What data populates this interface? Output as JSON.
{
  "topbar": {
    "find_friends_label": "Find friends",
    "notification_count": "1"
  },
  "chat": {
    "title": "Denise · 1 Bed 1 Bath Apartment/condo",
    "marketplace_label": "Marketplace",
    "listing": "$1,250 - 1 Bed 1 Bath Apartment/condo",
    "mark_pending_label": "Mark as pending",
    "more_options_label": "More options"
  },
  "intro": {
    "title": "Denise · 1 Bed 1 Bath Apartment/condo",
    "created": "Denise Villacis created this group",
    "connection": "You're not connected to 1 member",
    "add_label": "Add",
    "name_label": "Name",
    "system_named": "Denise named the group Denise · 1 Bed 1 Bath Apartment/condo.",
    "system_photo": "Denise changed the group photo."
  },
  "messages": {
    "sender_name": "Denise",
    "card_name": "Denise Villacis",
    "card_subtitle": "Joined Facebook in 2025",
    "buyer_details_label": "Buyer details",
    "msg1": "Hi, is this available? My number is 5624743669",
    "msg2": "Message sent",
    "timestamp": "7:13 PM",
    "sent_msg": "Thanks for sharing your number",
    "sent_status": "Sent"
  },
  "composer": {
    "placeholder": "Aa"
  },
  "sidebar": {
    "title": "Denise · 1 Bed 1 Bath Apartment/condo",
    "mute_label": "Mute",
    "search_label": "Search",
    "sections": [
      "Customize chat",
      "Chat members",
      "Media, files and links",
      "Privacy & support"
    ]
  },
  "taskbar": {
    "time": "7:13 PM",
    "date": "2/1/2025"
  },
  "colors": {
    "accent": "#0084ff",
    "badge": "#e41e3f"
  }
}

-=-=-=-=-

* PROBLEM STATEMENT
Return the whole listing exactly.

* PROBLEM SOLUTION
What data populates this interface? Output as JSON.
{
  "topbar": {
    "find_friends_label": "Find friends",
    "notification_count": "1"
  },
  "chat": {
    "title": "Denise · 1 Bed 1 Bath Apartment/condo",
    "marketplace_label": "Marketplace",
    "listing": "$1,250 - 1 Bed 1 Bath Apartment/condo",
    "mark_pending_label": "Mark as pending",
    "more_options_label": "More options"
  },
  "intro": {
    "title": "Denise · 1 Bed 1 Bath Apartment/condo",
    "created": "Denise Villacis created this group",
    "connection": "You're not connected to 1 member",
    "add_label": "Add",
    "name_label": "Name",
    "system_named": "Denise named the group Denise · 1 Bed 1 Bath Apartment/condo.",
    "system_photo": "Denise changed the group photo."
  },
  "messages": {
    "sender_name": "Denise",
    "card_name": "Denise Villacis",
    "card_subtitle": "Joined Facebook in 2025",
    "buyer_details_label": "Buyer details",
    "msg1": "Hi, is this available? My number is 5624743669",
    "msg2": "Message sent",
    "timestamp": "7:13 PM",
    "sent_msg": "Thanks for sharing your number",
    "sent_status": "Sent"
  },
  "composer": {
    "placeholder": "Aa"
  },
  "sidebar": {
    "title": "Denise · 1 Bed 1 Bath Apartment/condo",
    "mute_label": "Mute",
    "search_label": "Search",
    "sections": [
      "Customize chat",
      "Chat members",
      "Media, files and links",
      "Privacy & support"
    ]
  },
  "taskbar": {
    "time": "7:13 PM",
    "date": "2/1/2025"
  },
  "colors": {
    "accent": "#0084ff",
    "badge": "#e41e3f"
  }
}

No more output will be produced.